### Data to use

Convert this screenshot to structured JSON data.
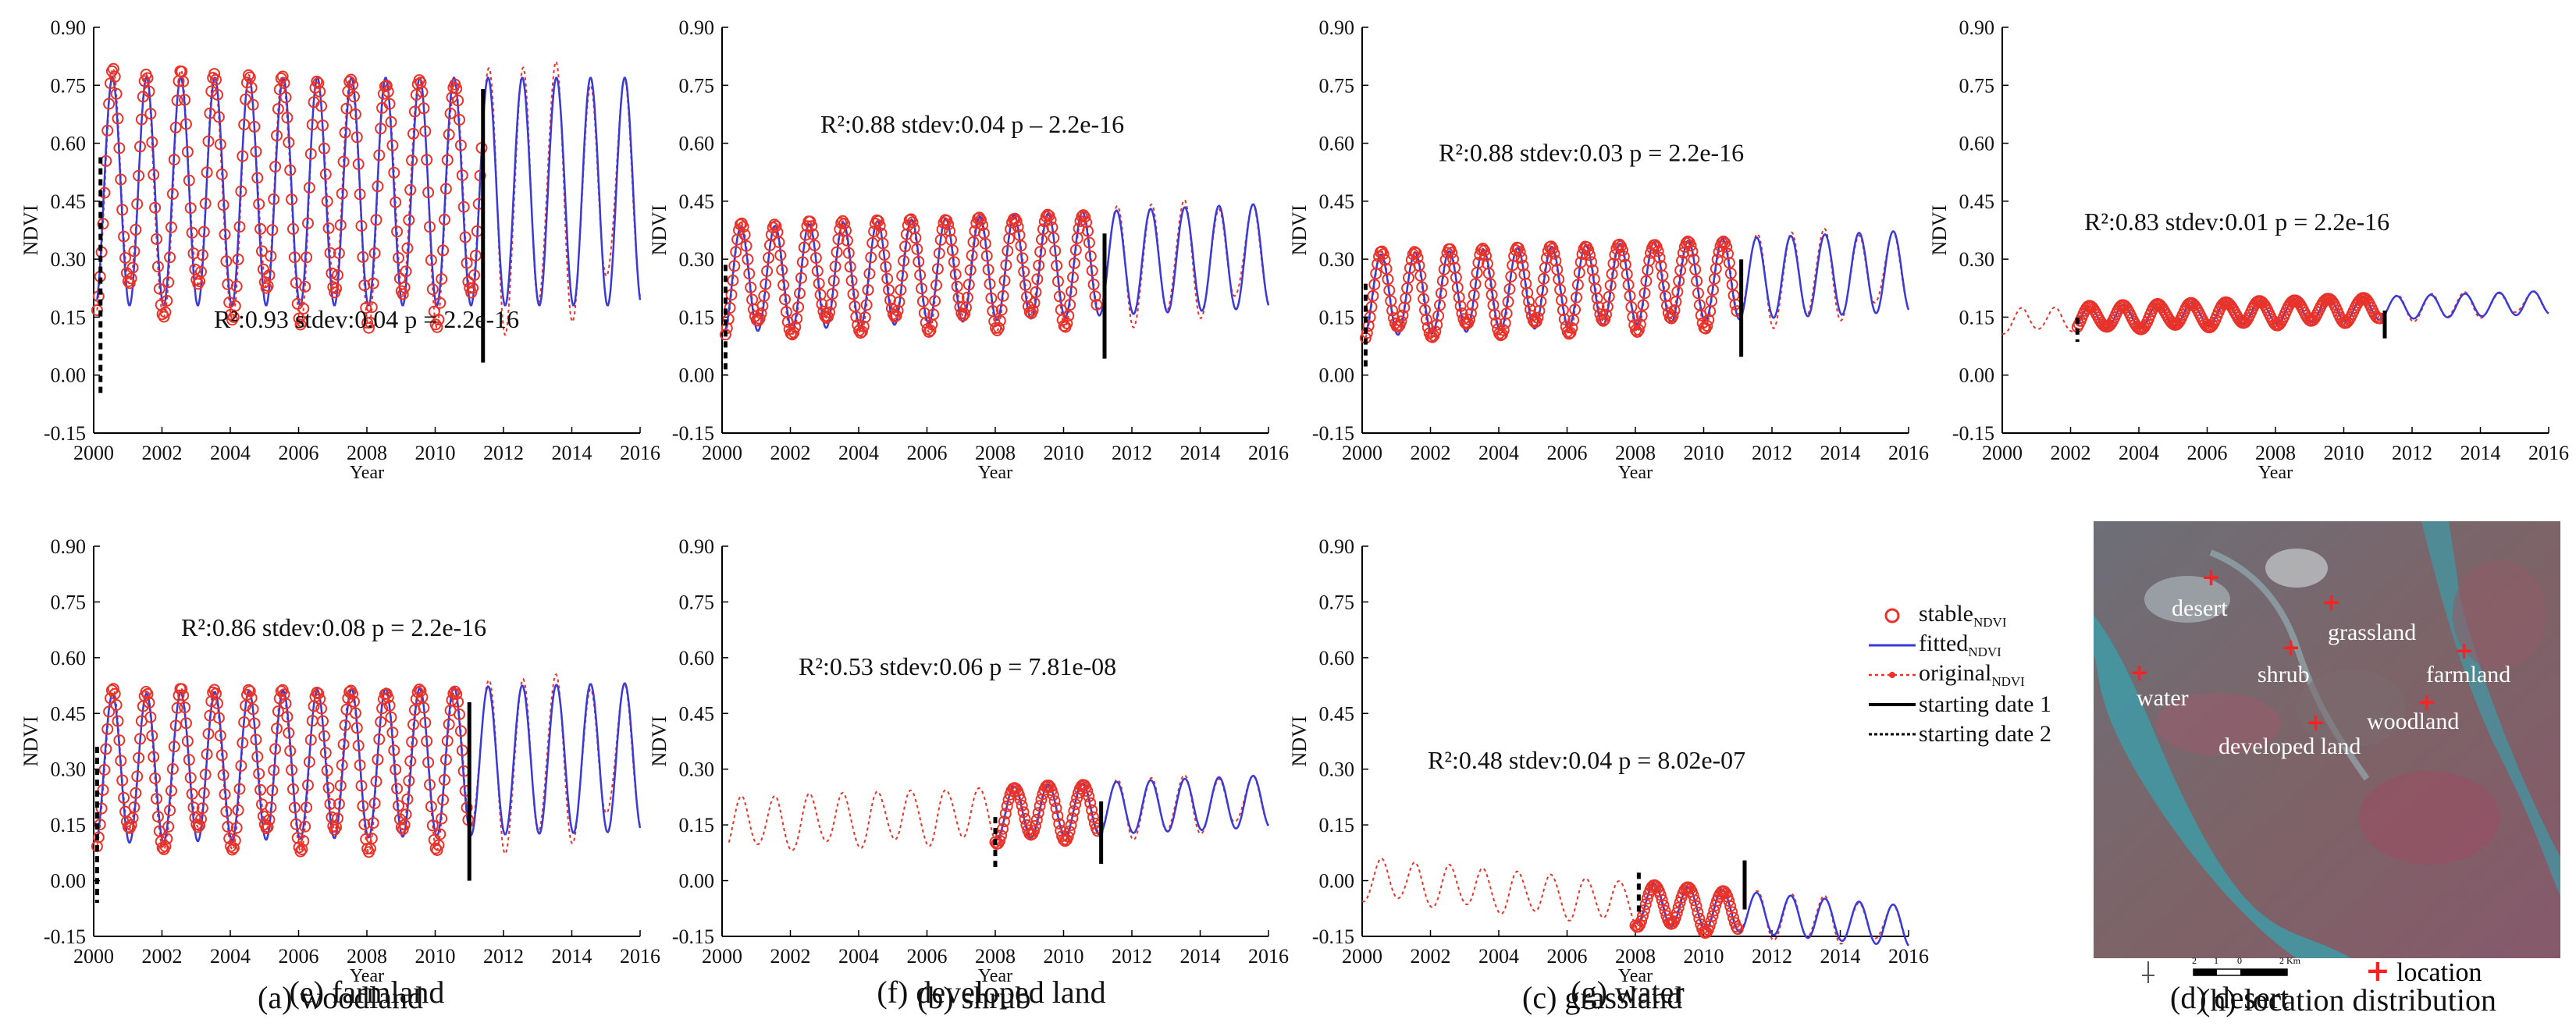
{
  "figure": {
    "panels": [
      {
        "id": "a",
        "caption": "(a) woodland",
        "annotation": "R²:0.93 stdev:0.04 p = 2.2e-16",
        "xlabel": "Year",
        "ylabel": "NDVI"
      },
      {
        "id": "b",
        "caption": "(b) shrub",
        "annotation": "R²:0.88 stdev:0.04 p – 2.2e-16",
        "xlabel": "Year",
        "ylabel": "NDVI"
      },
      {
        "id": "c",
        "caption": "(c) grassland",
        "annotation": "R²:0.88 stdev:0.03 p = 2.2e-16",
        "xlabel": "Year",
        "ylabel": "NDVI"
      },
      {
        "id": "d",
        "caption": "(d) desert",
        "annotation": "R²:0.83 stdev:0.01 p = 2.2e-16",
        "xlabel": "Year",
        "ylabel": "NDVI"
      },
      {
        "id": "e",
        "caption": "(e) farmland",
        "annotation": "R²:0.86 stdev:0.08 p = 2.2e-16",
        "xlabel": "Year",
        "ylabel": "NDVI"
      },
      {
        "id": "f",
        "caption": "(f) developed land",
        "annotation": "R²:0.53 stdev:0.06 p = 7.81e-08",
        "xlabel": "Year",
        "ylabel": "NDVI"
      },
      {
        "id": "g",
        "caption": "(g) water",
        "annotation": "R²:0.48 stdev:0.04 p = 8.02e-07",
        "xlabel": "Year",
        "ylabel": "NDVI"
      }
    ],
    "map_caption": "(h) location distribution",
    "map_labels": [
      "desert",
      "grassland",
      "shrub",
      "farmland",
      "water",
      "woodland",
      "developed land"
    ],
    "map_legend": "location",
    "scale_ticks": [
      "2",
      "1",
      "0",
      "2 Km"
    ],
    "legend": {
      "stable": {
        "main": "stable",
        "sub": "NDVI"
      },
      "fitted": {
        "main": "fitted",
        "sub": "NDVI"
      },
      "original": {
        "main": "original",
        "sub": "NDVI"
      },
      "start1": "starting date 1",
      "start2": "starting date 2"
    },
    "colors": {
      "stable": "#e8332a",
      "fitted": "#3a3ad8",
      "original": "#e8332a",
      "start": "#000000"
    }
  },
  "chart_data": [
    {
      "type": "line",
      "id": "a",
      "title": "(a) woodland",
      "xlabel": "Year",
      "ylabel": "NDVI",
      "xlim": [
        2000,
        2016
      ],
      "ylim": [
        -0.15,
        0.9
      ],
      "xticks": [
        "2000",
        "2002",
        "2004",
        "2006",
        "2008",
        "2010",
        "2012",
        "2014",
        "2016"
      ],
      "yticks": [
        "-0.15",
        "0.00",
        "0.15",
        "0.30",
        "0.45",
        "0.60",
        "0.75",
        "0.90"
      ],
      "annotation": "R²:0.93 stdev:0.04 p = 2.2e-16",
      "series_model": {
        "min": 0.18,
        "max": 0.77,
        "trend": 0.0,
        "stable_span": [
          2000.1,
          2011.4
        ],
        "fitted_span": [
          2000.1,
          2016
        ],
        "original_span": [
          2000.1,
          2016
        ]
      },
      "start_date_1": 2011.4,
      "start_date_2": 2000.2
    },
    {
      "type": "line",
      "id": "b",
      "title": "(b) shrub",
      "xlabel": "Year",
      "ylabel": "NDVI",
      "xlim": [
        2000,
        2016
      ],
      "ylim": [
        -0.15,
        0.9
      ],
      "xticks": [
        "2000",
        "2002",
        "2004",
        "2006",
        "2008",
        "2010",
        "2012",
        "2014",
        "2016"
      ],
      "yticks": [
        "-0.15",
        "0.00",
        "0.15",
        "0.30",
        "0.45",
        "0.60",
        "0.75",
        "0.90"
      ],
      "annotation": "R²:0.88 stdev:0.04 p – 2.2e-16",
      "series_model": {
        "min": 0.11,
        "max": 0.38,
        "trend": 0.004,
        "stable_span": [
          2000.1,
          2011
        ],
        "fitted_span": [
          2000.1,
          2016
        ],
        "original_span": [
          2000.1,
          2016
        ]
      },
      "start_date_1": 2011.2,
      "start_date_2": 2000.1
    },
    {
      "type": "line",
      "id": "c",
      "title": "(c) grassland",
      "xlabel": "Year",
      "ylabel": "NDVI",
      "xlim": [
        2000,
        2016
      ],
      "ylim": [
        -0.15,
        0.9
      ],
      "xticks": [
        "2000",
        "2002",
        "2004",
        "2006",
        "2008",
        "2010",
        "2012",
        "2014",
        "2016"
      ],
      "yticks": [
        "-0.15",
        "0.00",
        "0.15",
        "0.30",
        "0.45",
        "0.60",
        "0.75",
        "0.90"
      ],
      "annotation": "R²:0.88 stdev:0.03 p = 2.2e-16",
      "series_model": {
        "min": 0.1,
        "max": 0.31,
        "trend": 0.004,
        "stable_span": [
          2000.1,
          2011
        ],
        "fitted_span": [
          2000.1,
          2016
        ],
        "original_span": [
          2000.1,
          2016
        ]
      },
      "start_date_1": 2011.1,
      "start_date_2": 2000.1
    },
    {
      "type": "line",
      "id": "d",
      "title": "(d) desert",
      "xlabel": "Year",
      "ylabel": "NDVI",
      "xlim": [
        2000,
        2016
      ],
      "ylim": [
        -0.15,
        0.9
      ],
      "xticks": [
        "2000",
        "2002",
        "2004",
        "2006",
        "2008",
        "2010",
        "2012",
        "2014",
        "2016"
      ],
      "yticks": [
        "-0.15",
        "0.00",
        "0.15",
        "0.30",
        "0.45",
        "0.60",
        "0.75",
        "0.90"
      ],
      "annotation": "R²:0.83 stdev:0.01 p = 2.2e-16",
      "series_model": {
        "min": 0.11,
        "max": 0.17,
        "trend": 0.003,
        "stable_span": [
          2002.2,
          2011.1
        ],
        "fitted_span": [
          2002.2,
          2016
        ],
        "original_span": [
          2000,
          2016
        ]
      },
      "start_date_1": 2011.2,
      "start_date_2": 2002.2
    },
    {
      "type": "line",
      "id": "e",
      "title": "(e) farmland",
      "xlabel": "Year",
      "ylabel": "NDVI",
      "xlim": [
        2000,
        2016
      ],
      "ylim": [
        -0.15,
        0.9
      ],
      "xticks": [
        "2000",
        "2002",
        "2004",
        "2006",
        "2008",
        "2010",
        "2012",
        "2014",
        "2016"
      ],
      "yticks": [
        "-0.15",
        "0.00",
        "0.15",
        "0.30",
        "0.45",
        "0.60",
        "0.75",
        "0.90"
      ],
      "annotation": "R²:0.86 stdev:0.08 p = 2.2e-16",
      "series_model": {
        "min": 0.1,
        "max": 0.5,
        "trend": 0.002,
        "stable_span": [
          2000.1,
          2011
        ],
        "fitted_span": [
          2000.1,
          2016
        ],
        "original_span": [
          2000.1,
          2016
        ]
      },
      "start_date_1": 2011,
      "start_date_2": 2000.1
    },
    {
      "type": "line",
      "id": "f",
      "title": "(f) developed land",
      "xlabel": "Year",
      "ylabel": "NDVI",
      "xlim": [
        2000,
        2016
      ],
      "ylim": [
        -0.15,
        0.9
      ],
      "xticks": [
        "2000",
        "2002",
        "2004",
        "2006",
        "2008",
        "2010",
        "2012",
        "2014",
        "2016"
      ],
      "yticks": [
        "-0.15",
        "0.00",
        "0.15",
        "0.30",
        "0.45",
        "0.60",
        "0.75",
        "0.90"
      ],
      "annotation": "R²:0.53 stdev:0.06 p = 7.81e-08",
      "series_model": {
        "min": 0.08,
        "max": 0.22,
        "trend": 0.004,
        "stable_span": [
          2008,
          2011
        ],
        "fitted_span": [
          2008,
          2016
        ],
        "original_span": [
          2000.2,
          2016
        ]
      },
      "start_date_1": 2011.1,
      "start_date_2": 2008
    },
    {
      "type": "line",
      "id": "g",
      "title": "(g) water",
      "xlabel": "Year",
      "ylabel": "NDVI",
      "xlim": [
        2000,
        2016
      ],
      "ylim": [
        -0.15,
        0.9
      ],
      "xticks": [
        "2000",
        "2002",
        "2004",
        "2006",
        "2008",
        "2010",
        "2012",
        "2014",
        "2016"
      ],
      "yticks": [
        "-0.15",
        "0.00",
        "0.15",
        "0.30",
        "0.45",
        "0.60",
        "0.75",
        "0.90"
      ],
      "annotation": "R²:0.48 stdev:0.04 p = 8.02e-07",
      "series_model": {
        "min": -0.05,
        "max": 0.06,
        "trend": -0.008,
        "stable_span": [
          2008,
          2011
        ],
        "fitted_span": [
          2008,
          2016
        ],
        "original_span": [
          2000,
          2016
        ]
      },
      "start_date_1": 2011.2,
      "start_date_2": 2008.1
    }
  ]
}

### Task requirements
Identify every line above with the string "location" in it. Copy those lines.

### Finished answer
    "map_caption": "(h) location distribution",
    "map_legend": "location",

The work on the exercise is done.